### Goal of the exercise
Copy out every line of the records that contains the string "Specificity", matching case exactly.

### Dataset records
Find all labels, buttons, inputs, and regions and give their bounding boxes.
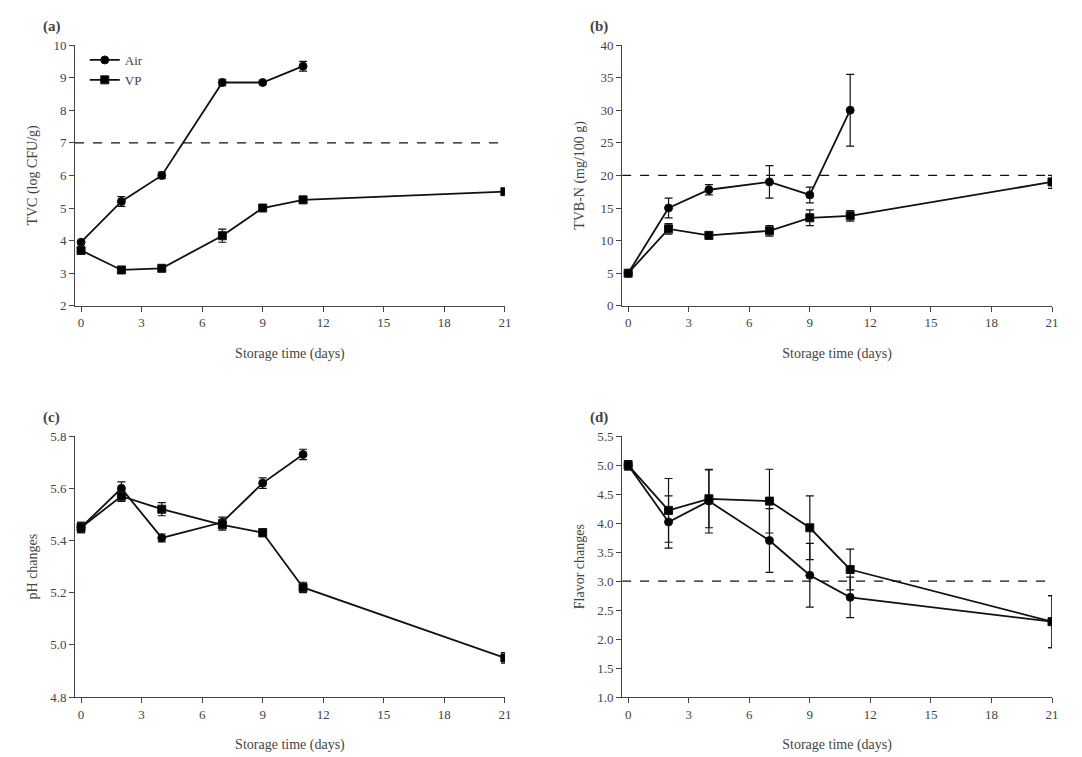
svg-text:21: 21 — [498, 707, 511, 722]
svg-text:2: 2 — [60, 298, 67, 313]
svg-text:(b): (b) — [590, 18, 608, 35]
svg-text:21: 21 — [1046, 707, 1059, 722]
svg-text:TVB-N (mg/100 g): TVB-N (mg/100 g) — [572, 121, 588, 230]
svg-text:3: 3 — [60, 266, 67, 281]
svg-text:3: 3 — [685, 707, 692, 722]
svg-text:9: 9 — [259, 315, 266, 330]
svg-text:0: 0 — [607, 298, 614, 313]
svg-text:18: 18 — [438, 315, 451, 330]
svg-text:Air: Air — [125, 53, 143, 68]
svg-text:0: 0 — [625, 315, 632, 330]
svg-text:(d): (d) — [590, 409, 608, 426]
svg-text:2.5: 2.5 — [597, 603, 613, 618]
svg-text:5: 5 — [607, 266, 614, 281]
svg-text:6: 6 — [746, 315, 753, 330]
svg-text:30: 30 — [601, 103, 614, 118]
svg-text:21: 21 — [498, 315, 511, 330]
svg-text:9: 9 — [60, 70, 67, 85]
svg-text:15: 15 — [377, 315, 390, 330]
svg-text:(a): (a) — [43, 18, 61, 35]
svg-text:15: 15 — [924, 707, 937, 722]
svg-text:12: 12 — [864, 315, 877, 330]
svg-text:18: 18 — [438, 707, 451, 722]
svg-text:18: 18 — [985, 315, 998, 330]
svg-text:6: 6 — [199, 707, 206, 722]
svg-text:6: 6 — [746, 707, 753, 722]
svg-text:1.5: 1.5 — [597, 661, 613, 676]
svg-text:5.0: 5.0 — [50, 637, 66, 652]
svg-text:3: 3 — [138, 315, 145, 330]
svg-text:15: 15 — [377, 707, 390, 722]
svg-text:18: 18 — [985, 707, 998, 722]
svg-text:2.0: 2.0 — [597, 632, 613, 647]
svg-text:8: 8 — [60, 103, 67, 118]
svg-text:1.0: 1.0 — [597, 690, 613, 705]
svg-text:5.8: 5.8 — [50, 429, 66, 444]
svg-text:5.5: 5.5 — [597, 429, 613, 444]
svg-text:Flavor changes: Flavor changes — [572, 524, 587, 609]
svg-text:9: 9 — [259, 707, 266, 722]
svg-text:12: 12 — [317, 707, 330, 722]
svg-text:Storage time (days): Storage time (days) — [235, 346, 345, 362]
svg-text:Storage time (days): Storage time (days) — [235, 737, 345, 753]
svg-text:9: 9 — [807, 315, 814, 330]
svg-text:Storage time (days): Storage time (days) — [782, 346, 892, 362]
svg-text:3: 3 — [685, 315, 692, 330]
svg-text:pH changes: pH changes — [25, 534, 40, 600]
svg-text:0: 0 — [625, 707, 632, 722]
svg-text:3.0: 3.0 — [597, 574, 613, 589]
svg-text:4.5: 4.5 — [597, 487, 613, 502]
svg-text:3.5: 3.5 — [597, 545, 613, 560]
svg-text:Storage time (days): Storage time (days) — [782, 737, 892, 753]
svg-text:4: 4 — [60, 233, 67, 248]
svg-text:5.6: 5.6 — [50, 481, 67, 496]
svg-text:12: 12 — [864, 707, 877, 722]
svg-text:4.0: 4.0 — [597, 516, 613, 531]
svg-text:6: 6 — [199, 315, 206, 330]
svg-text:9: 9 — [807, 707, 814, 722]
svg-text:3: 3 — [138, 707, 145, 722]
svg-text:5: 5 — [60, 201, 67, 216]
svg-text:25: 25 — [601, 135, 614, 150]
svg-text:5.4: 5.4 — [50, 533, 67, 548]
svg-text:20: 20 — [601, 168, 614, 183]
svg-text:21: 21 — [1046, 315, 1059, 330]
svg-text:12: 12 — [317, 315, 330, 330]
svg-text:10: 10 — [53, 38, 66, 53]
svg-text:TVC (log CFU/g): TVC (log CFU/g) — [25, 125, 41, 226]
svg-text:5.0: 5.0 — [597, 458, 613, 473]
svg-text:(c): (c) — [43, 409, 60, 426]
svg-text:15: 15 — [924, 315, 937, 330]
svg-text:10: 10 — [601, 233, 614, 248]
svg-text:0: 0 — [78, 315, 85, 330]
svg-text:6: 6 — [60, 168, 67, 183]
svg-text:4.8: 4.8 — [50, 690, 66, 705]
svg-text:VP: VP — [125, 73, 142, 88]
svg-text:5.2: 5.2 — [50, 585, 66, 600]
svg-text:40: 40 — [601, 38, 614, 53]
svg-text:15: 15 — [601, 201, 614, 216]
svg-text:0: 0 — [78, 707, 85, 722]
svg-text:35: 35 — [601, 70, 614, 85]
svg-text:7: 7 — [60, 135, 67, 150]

...

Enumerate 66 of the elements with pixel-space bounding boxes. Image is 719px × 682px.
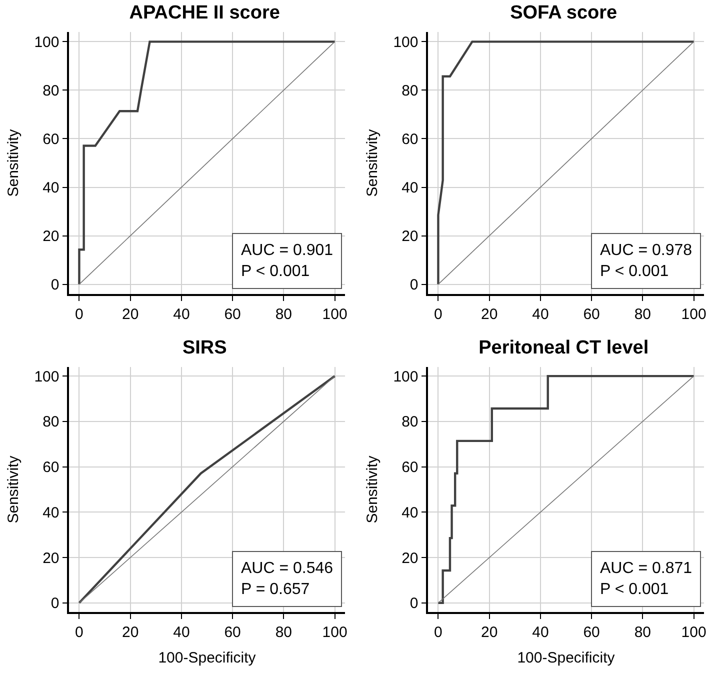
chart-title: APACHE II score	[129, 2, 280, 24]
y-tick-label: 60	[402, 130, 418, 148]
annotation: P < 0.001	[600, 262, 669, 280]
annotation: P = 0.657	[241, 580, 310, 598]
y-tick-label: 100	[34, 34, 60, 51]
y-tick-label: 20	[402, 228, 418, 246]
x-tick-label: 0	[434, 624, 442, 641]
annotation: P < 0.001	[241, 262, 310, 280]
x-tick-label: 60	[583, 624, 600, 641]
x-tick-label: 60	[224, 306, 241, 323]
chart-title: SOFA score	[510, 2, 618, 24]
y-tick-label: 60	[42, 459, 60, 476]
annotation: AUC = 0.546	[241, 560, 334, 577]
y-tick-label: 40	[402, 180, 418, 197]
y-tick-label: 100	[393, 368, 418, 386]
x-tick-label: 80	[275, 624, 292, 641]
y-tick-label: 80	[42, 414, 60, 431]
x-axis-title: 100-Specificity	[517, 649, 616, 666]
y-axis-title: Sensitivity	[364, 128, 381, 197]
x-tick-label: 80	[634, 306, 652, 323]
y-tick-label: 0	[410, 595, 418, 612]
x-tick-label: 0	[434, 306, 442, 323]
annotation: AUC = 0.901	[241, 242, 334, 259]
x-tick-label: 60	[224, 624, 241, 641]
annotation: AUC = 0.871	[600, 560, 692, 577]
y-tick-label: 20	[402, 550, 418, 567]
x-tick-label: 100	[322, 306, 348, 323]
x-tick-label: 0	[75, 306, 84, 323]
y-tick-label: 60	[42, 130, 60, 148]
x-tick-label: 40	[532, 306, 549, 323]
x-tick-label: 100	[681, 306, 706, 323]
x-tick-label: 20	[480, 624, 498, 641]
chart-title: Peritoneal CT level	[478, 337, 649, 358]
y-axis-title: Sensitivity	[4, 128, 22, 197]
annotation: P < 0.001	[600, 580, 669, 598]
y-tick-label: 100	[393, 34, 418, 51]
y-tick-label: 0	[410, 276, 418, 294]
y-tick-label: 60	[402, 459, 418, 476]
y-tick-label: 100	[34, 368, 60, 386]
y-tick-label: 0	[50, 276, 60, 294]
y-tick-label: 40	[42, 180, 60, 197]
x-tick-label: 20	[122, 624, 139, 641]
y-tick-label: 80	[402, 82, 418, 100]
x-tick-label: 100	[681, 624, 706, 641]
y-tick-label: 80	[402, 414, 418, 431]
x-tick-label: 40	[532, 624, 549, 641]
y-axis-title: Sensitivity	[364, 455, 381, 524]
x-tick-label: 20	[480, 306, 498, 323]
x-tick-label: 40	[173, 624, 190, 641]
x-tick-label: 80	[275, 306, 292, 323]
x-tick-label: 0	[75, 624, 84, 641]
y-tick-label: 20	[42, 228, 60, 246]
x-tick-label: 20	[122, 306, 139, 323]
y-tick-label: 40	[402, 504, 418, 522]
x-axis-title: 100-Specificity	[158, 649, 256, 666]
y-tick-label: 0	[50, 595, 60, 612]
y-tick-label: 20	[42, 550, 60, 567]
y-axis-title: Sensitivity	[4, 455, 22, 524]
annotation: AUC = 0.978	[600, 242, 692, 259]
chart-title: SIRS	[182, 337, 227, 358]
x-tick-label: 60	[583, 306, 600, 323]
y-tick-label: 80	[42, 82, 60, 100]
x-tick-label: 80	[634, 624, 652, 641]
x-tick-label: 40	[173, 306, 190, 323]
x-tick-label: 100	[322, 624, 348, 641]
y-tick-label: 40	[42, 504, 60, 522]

* * *

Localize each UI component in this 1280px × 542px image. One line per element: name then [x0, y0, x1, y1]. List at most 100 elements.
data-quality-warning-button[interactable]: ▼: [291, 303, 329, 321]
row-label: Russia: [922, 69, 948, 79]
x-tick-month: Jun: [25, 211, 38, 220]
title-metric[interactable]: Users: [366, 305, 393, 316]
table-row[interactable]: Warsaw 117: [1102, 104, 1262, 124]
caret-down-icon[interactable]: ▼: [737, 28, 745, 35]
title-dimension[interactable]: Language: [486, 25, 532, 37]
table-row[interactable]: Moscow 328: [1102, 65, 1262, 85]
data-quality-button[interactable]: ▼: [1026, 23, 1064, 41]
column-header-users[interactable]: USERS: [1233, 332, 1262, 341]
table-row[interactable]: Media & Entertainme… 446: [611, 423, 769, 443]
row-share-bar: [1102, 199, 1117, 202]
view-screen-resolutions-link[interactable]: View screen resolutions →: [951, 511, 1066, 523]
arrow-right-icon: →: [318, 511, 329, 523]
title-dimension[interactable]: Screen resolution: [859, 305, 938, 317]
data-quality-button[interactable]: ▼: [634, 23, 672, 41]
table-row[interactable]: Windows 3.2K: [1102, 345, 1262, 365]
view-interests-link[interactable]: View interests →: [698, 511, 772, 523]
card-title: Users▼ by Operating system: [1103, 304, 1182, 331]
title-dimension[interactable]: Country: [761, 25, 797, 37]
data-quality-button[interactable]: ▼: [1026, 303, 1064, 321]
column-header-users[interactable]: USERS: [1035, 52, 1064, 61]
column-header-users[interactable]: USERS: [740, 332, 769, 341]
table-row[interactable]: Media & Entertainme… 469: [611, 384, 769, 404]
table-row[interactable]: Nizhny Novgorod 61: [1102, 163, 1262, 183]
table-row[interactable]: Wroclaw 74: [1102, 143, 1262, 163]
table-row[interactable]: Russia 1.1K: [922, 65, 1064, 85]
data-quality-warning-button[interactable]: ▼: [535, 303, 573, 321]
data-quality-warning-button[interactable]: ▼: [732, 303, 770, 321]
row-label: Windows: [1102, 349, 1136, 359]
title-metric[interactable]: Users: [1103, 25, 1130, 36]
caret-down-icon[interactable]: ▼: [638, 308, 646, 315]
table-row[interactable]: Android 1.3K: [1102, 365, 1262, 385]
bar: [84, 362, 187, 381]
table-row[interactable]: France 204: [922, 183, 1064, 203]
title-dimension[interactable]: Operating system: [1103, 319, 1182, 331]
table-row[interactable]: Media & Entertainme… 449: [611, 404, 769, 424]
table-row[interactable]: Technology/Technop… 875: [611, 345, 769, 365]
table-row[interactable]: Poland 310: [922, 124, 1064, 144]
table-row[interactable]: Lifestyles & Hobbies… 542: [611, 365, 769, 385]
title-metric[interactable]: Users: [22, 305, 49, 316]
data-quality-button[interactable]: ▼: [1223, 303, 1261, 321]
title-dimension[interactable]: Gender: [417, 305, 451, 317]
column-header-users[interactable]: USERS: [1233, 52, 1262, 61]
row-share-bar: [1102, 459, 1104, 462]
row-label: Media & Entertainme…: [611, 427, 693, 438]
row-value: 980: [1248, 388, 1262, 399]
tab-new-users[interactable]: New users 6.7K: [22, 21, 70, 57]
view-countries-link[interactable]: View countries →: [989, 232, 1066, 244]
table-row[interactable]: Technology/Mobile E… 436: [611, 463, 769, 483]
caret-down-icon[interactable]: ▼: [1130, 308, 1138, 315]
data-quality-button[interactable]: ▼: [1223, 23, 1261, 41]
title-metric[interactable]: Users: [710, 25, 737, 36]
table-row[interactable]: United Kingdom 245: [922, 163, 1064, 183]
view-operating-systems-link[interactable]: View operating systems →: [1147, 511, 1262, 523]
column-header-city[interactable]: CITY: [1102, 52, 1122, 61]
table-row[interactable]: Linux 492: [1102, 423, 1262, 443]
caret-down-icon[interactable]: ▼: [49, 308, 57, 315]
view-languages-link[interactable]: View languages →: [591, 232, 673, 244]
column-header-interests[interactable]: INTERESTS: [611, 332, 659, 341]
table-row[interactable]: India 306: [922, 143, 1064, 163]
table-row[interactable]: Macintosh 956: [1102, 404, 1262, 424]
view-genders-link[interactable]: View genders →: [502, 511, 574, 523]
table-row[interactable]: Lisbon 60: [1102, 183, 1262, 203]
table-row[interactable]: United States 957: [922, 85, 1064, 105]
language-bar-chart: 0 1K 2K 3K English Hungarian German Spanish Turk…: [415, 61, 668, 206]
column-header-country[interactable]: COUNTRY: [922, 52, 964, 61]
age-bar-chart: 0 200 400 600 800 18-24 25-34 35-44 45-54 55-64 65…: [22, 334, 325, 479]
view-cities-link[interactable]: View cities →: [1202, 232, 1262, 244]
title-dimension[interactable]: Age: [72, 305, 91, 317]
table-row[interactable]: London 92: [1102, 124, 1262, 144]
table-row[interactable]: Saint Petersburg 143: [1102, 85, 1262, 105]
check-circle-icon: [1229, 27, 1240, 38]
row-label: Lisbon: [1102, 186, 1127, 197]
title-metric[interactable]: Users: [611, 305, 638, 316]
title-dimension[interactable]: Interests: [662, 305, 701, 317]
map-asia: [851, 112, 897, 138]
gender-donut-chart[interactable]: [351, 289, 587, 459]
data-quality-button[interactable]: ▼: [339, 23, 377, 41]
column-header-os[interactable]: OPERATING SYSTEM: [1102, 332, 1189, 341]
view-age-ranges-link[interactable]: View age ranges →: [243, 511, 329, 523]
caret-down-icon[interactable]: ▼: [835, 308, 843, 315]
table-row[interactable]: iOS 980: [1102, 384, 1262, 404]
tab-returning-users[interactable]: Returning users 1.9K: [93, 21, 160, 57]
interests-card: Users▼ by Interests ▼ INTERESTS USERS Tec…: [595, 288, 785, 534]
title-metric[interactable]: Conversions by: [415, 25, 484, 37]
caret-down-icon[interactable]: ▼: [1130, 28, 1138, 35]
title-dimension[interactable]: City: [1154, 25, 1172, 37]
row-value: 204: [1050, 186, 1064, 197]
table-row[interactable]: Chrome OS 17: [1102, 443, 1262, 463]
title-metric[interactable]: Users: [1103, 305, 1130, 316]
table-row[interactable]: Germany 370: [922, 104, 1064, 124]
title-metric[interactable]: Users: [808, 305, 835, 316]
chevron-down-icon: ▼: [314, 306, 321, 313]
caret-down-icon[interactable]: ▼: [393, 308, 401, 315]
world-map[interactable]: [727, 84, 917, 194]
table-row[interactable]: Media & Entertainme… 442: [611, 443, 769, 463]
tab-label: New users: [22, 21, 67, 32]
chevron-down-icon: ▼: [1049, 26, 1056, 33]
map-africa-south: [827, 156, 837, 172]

### Answer to the task
x-axis-title: 100-Specificity	[517, 649, 616, 666]
x-axis-title: 100-Specificity	[158, 649, 256, 666]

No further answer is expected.